───── Entries
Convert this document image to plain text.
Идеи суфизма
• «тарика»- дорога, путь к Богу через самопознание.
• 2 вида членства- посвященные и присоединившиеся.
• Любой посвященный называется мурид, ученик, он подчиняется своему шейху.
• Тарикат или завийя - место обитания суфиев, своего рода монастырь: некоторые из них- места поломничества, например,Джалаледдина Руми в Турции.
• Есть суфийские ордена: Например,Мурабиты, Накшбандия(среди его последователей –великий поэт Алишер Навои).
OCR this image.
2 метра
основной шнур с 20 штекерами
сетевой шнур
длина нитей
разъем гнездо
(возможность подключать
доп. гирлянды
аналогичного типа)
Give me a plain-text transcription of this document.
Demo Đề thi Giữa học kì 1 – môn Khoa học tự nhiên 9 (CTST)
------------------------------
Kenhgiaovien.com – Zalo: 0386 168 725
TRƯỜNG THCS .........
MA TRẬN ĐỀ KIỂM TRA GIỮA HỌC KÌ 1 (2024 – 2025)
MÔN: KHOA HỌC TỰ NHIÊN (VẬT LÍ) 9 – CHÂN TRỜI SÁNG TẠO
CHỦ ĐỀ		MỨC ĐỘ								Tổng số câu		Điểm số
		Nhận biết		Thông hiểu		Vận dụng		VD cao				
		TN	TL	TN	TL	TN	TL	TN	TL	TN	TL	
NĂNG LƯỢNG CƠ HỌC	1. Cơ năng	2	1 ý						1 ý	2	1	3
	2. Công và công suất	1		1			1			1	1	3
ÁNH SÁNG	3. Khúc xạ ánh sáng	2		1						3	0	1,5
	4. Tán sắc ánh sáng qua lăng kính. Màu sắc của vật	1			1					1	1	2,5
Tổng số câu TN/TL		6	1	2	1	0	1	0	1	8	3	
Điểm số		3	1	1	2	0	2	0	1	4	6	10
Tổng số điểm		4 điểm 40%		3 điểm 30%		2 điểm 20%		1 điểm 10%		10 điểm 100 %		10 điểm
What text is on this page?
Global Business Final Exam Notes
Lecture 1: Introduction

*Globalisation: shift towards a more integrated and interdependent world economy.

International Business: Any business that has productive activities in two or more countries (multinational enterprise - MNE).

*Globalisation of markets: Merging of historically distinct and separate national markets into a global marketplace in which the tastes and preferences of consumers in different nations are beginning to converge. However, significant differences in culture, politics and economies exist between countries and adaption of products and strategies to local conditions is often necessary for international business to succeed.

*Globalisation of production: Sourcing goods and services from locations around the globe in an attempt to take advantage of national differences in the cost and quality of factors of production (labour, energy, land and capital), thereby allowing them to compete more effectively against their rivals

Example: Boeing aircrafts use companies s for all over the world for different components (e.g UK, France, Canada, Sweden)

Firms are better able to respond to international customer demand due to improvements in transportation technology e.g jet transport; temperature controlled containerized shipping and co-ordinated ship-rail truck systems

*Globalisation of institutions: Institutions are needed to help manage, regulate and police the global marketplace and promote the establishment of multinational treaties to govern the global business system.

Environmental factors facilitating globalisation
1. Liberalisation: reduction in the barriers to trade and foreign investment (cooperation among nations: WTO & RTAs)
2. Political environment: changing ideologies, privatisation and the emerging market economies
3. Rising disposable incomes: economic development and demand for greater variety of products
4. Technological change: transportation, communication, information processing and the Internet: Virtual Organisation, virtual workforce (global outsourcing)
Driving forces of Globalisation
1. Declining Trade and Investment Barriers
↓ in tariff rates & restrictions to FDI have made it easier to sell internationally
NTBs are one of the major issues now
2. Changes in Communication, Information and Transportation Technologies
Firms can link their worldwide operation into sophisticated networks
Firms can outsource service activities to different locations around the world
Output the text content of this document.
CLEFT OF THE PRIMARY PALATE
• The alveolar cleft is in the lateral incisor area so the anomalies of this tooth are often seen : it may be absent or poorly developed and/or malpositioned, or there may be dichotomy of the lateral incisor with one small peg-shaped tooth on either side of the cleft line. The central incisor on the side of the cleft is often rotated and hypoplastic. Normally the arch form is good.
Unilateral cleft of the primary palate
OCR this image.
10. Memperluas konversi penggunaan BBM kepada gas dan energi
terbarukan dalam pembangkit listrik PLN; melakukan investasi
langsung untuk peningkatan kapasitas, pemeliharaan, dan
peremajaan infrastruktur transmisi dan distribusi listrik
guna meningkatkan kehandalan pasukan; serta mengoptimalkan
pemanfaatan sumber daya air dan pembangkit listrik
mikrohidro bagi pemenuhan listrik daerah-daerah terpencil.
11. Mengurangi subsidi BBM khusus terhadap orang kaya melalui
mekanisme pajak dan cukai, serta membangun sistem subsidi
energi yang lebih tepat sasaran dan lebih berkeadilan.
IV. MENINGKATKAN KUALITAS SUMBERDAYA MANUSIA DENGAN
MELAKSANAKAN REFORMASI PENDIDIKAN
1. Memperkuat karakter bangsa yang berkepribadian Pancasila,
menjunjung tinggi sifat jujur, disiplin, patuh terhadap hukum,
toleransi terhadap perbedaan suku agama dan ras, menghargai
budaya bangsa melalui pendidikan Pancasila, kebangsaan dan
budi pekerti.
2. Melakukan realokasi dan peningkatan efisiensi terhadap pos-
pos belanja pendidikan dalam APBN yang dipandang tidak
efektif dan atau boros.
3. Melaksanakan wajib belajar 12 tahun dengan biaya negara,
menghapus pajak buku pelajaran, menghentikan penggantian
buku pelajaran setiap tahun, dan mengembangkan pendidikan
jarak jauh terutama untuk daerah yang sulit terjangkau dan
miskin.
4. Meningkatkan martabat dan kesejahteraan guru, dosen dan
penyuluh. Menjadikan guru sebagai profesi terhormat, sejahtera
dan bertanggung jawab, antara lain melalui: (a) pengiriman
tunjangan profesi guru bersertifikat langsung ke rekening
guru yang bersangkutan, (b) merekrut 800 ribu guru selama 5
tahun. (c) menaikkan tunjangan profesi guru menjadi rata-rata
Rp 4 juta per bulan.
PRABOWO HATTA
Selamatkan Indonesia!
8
──────────
# Stated problem
Count how many lines of the material hold the string "this". Give the number and nothing more.

# Exercise output
7